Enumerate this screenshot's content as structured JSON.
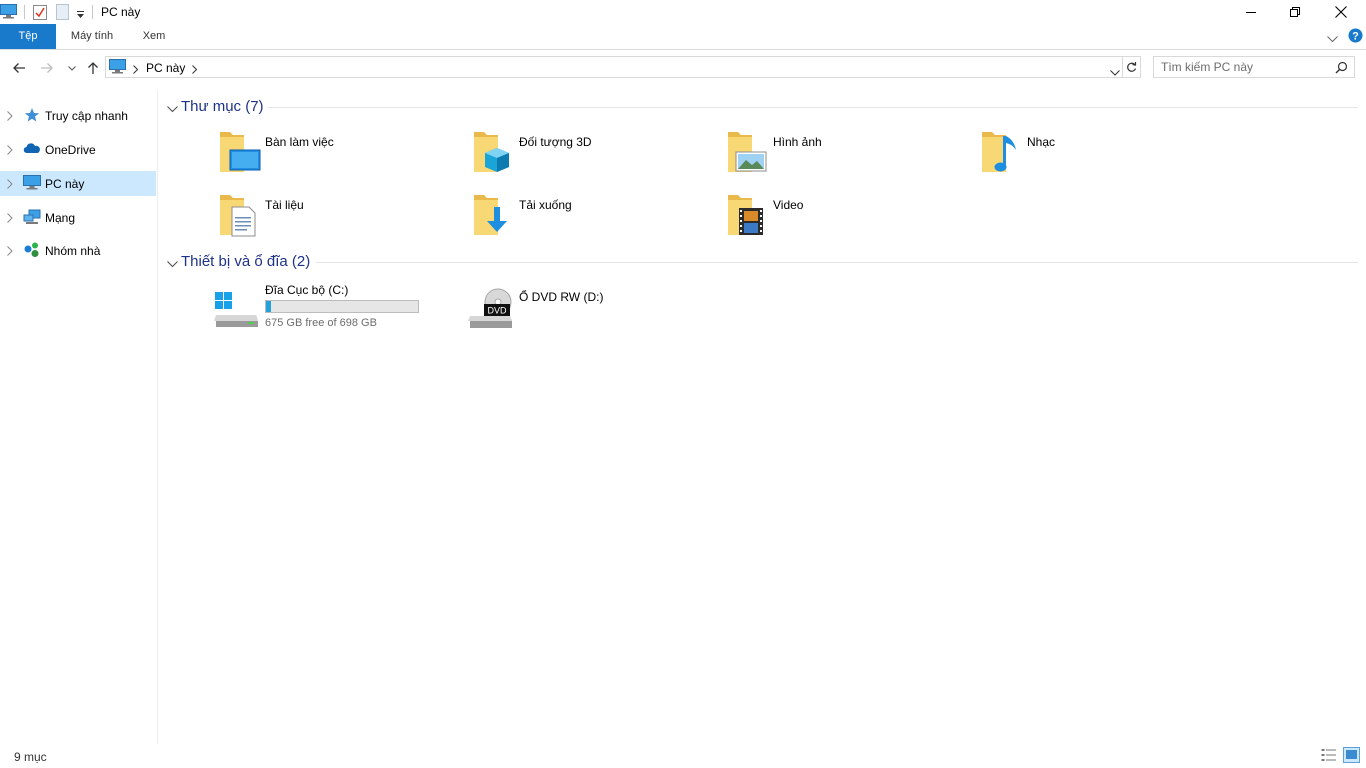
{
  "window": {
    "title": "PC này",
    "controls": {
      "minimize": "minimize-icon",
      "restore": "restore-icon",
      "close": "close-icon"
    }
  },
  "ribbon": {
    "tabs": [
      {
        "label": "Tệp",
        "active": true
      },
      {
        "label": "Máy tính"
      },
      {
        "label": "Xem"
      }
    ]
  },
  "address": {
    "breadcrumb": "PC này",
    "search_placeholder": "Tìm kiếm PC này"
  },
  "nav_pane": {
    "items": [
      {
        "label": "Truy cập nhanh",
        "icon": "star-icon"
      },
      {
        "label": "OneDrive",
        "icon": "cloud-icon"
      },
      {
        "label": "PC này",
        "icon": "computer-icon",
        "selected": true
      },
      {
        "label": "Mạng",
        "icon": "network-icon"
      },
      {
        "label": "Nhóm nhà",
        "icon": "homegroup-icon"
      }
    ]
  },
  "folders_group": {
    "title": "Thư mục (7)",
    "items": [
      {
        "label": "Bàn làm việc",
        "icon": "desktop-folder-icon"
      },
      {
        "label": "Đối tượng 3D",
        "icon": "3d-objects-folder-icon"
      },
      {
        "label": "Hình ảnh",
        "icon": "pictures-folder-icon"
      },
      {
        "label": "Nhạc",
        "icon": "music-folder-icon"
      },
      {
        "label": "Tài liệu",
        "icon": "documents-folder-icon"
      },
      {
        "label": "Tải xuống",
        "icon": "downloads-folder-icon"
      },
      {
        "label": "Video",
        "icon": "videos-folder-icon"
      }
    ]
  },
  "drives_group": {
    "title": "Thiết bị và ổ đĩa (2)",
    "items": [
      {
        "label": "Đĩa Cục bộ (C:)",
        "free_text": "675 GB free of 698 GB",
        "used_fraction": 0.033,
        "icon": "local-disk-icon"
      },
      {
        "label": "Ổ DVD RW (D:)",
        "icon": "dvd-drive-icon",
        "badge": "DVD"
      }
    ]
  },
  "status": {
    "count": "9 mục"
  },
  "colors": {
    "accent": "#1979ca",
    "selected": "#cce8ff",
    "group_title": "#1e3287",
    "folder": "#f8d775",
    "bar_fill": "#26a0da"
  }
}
● ● ●
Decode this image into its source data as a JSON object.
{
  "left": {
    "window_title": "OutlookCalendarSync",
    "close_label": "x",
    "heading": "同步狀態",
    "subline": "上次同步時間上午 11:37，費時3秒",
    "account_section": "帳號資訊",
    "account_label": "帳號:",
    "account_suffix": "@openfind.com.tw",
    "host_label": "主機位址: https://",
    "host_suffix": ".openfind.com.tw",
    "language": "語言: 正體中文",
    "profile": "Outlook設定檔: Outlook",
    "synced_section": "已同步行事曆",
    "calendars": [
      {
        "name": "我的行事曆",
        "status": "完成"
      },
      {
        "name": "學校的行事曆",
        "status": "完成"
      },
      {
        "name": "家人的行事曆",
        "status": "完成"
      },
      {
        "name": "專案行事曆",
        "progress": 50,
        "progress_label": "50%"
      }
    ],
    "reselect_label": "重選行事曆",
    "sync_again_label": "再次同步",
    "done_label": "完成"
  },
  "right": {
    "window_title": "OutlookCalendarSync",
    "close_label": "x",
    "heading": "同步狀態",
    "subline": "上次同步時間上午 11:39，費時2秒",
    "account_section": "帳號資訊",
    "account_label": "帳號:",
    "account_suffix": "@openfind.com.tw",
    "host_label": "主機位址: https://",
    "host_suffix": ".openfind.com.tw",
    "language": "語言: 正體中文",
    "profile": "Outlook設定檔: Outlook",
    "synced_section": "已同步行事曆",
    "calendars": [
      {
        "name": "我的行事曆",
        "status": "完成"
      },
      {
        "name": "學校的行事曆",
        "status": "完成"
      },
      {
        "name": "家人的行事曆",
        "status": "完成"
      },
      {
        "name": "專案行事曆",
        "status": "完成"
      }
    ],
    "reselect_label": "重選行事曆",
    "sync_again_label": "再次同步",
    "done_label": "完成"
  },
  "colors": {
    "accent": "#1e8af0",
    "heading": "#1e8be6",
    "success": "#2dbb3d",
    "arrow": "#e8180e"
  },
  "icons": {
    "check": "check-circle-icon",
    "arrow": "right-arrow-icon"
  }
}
● ● ●
Set exercise. Identify the lines that contain the string "this", and copy every one of them.

Written solution.
Enumerate this screenshot's content as structured JSON.
Decode this image into its source data as a JSON object.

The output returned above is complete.